REQUEST:
Would you restate all the data that follows, word for word?
"""
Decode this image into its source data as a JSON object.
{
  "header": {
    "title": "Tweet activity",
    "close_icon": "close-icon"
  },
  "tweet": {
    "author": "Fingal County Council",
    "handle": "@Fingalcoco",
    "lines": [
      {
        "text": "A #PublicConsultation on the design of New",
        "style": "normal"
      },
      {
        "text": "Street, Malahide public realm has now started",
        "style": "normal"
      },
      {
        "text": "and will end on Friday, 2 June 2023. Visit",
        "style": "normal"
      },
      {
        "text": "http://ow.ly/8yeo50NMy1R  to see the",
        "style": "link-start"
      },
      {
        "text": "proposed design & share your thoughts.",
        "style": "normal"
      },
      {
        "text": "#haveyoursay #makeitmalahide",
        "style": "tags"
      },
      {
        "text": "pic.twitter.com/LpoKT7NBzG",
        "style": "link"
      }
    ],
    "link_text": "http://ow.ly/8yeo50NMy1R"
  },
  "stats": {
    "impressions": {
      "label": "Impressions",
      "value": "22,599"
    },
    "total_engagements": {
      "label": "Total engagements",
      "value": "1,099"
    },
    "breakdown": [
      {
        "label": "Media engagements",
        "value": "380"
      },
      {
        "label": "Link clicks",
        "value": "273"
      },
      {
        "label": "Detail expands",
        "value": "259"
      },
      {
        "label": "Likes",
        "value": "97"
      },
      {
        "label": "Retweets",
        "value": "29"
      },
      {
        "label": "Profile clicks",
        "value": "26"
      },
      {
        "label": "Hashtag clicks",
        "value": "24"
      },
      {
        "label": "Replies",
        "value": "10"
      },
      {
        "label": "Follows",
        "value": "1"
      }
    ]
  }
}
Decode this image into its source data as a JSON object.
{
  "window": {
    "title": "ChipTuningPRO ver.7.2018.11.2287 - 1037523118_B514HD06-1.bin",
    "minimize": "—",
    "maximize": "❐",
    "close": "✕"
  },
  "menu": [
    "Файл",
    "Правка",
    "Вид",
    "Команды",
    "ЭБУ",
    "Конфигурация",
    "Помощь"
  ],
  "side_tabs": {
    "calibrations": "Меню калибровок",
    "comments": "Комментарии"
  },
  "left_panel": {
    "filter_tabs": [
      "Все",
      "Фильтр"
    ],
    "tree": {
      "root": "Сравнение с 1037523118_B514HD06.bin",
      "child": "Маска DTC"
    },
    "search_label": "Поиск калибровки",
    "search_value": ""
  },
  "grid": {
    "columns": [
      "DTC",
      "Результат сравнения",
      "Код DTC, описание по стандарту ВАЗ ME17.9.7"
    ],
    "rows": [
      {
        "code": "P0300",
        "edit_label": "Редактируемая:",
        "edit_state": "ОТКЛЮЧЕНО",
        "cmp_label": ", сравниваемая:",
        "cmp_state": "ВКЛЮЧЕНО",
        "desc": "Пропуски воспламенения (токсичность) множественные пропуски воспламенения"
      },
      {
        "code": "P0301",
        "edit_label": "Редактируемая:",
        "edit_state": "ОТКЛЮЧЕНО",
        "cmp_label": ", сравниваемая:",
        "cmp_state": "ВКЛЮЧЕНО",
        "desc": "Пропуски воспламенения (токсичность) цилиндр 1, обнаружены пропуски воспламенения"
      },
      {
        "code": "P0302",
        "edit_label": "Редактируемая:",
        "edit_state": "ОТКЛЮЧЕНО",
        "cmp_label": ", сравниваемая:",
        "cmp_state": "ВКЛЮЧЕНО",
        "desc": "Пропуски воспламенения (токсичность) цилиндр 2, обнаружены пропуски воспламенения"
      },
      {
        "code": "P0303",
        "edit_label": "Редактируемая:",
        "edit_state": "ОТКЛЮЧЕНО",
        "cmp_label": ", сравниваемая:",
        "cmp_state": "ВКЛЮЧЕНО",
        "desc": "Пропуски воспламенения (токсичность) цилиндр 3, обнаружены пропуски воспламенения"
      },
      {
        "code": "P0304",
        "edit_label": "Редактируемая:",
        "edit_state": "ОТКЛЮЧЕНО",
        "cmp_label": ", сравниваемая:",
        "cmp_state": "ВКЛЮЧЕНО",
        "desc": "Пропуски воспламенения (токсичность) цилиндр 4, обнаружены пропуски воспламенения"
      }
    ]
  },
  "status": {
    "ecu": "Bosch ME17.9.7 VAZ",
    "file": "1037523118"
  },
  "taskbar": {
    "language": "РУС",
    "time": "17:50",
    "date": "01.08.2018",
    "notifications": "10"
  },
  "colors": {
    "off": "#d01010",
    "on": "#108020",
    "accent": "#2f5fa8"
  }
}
"""
EXERCISE RESULT:
Decode this image into its source data as a JSON object.
{
  "header": {
    "title": "Tweet activity",
    "close_icon": "close-icon"
  },
  "tweet": {
    "author": "Fingal County Council",
    "handle": "@Fingalcoco",
    "lines": [
      {
        "text": "A #PublicConsultation on the design of New",
        "style": "normal"
      },
      {
        "text": "Street, Malahide public realm has now started",
        "style": "normal"
      },
      {
        "text": "and will end on Friday, 2 June 2023. Visit",
        "style": "normal"
      },
      {
        "text": "http://ow.ly/8yeo50NMy1R  to see the",
        "style": "link-start"
      },
      {
        "text": "proposed design & share your thoughts.",
        "style": "normal"
      },
      {
        "text": "#haveyoursay #makeitmalahide",
        "style": "tags"
      },
      {
        "text": "pic.twitter.com/LpoKT7NBzG",
        "style": "link"
      }
    ],
    "link_text": "http://ow.ly/8yeo50NMy1R"
  },
  "stats": {
    "impressions": {
      "label": "Impressions",
      "value": "22,599"
    },
    "total_engagements": {
      "label": "Total engagements",
      "value": "1,099"
    },
    "breakdown": [
      {
        "label": "Media engagements",
        "value": "380"
      },
      {
        "label": "Link clicks",
        "value": "273"
      },
      {
        "label": "Detail expands",
        "value": "259"
      },
      {
        "label": "Likes",
        "value": "97"
      },
      {
        "label": "Retweets",
        "value": "29"
      },
      {
        "label": "Profile clicks",
        "value": "26"
      },
      {
        "label": "Hashtag clicks",
        "value": "24"
      },
      {
        "label": "Replies",
        "value": "10"
      },
      {
        "label": "Follows",
        "value": "1"
      }
    ]
  }
}
Decode this image into its source data as a JSON object.
{
  "window": {
    "title": "ChipTuningPRO ver.7.2018.11.2287 - 1037523118_B514HD06-1.bin",
    "minimize": "—",
    "maximize": "❐",
    "close": "✕"
  },
  "menu": [
    "Файл",
    "Правка",
    "Вид",
    "Команды",
    "ЭБУ",
    "Конфигурация",
    "Помощь"
  ],
  "side_tabs": {
    "calibrations": "Меню калибровок",
    "comments": "Комментарии"
  },
  "left_panel": {
    "filter_tabs": [
      "Все",
      "Фильтр"
    ],
    "tree": {
      "root": "Сравнение с 1037523118_B514HD06.bin",
      "child": "Маска DTC"
    },
    "search_label": "Поиск калибровки",
    "search_value": ""
  },
  "grid": {
    "columns": [
      "DTC",
      "Результат сравнения",
      "Код DTC, описание по стандарту ВАЗ ME17.9.7"
    ],
    "rows": [
      {
        "code": "P0300",
        "edit_label": "Редактируемая:",
        "edit_state": "ОТКЛЮЧЕНО",
        "cmp_label": ", сравниваемая:",
        "cmp_state": "ВКЛЮЧЕНО",
        "desc": "Пропуски воспламенения (токсичность) множественные пропуски воспламенения"
      },
      {
        "code": "P0301",
        "edit_label": "Редактируемая:",
        "edit_state": "ОТКЛЮЧЕНО",
        "cmp_label": ", сравниваемая:",
        "cmp_state": "ВКЛЮЧЕНО",
        "desc": "Пропуски воспламенения (токсичность) цилиндр 1, обнаружены пропуски воспламенения"
      },
      {
        "code": "P0302",
        "edit_label": "Редактируемая:",
        "edit_state": "ОТКЛЮЧЕНО",
        "cmp_label": ", сравниваемая:",
        "cmp_state": "ВКЛЮЧЕНО",
        "desc": "Пропуски воспламенения (токсичность) цилиндр 2, обнаружены пропуски воспламенения"
      },
      {
        "code": "P0303",
        "edit_label": "Редактируемая:",
        "edit_state": "ОТКЛЮЧЕНО",
        "cmp_label": ", сравниваемая:",
        "cmp_state": "ВКЛЮЧЕНО",
        "desc": "Пропуски воспламенения (токсичность) цилиндр 3, обнаружены пропуски воспламенения"
      },
      {
        "code": "P0304",
        "edit_label": "Редактируемая:",
        "edit_state": "ОТКЛЮЧЕНО",
        "cmp_label": ", сравниваемая:",
        "cmp_state": "ВКЛЮЧЕНО",
        "desc": "Пропуски воспламенения (токсичность) цилиндр 4, обнаружены пропуски воспламенения"
      }
    ]
  },
  "status": {
    "ecu": "Bosch ME17.9.7 VAZ",
    "file": "1037523118"
  },
  "taskbar": {
    "language": "РУС",
    "time": "17:50",
    "date": "01.08.2018",
    "notifications": "10"
  },
  "colors": {
    "off": "#d01010",
    "on": "#108020",
    "accent": "#2f5fa8"
  }
}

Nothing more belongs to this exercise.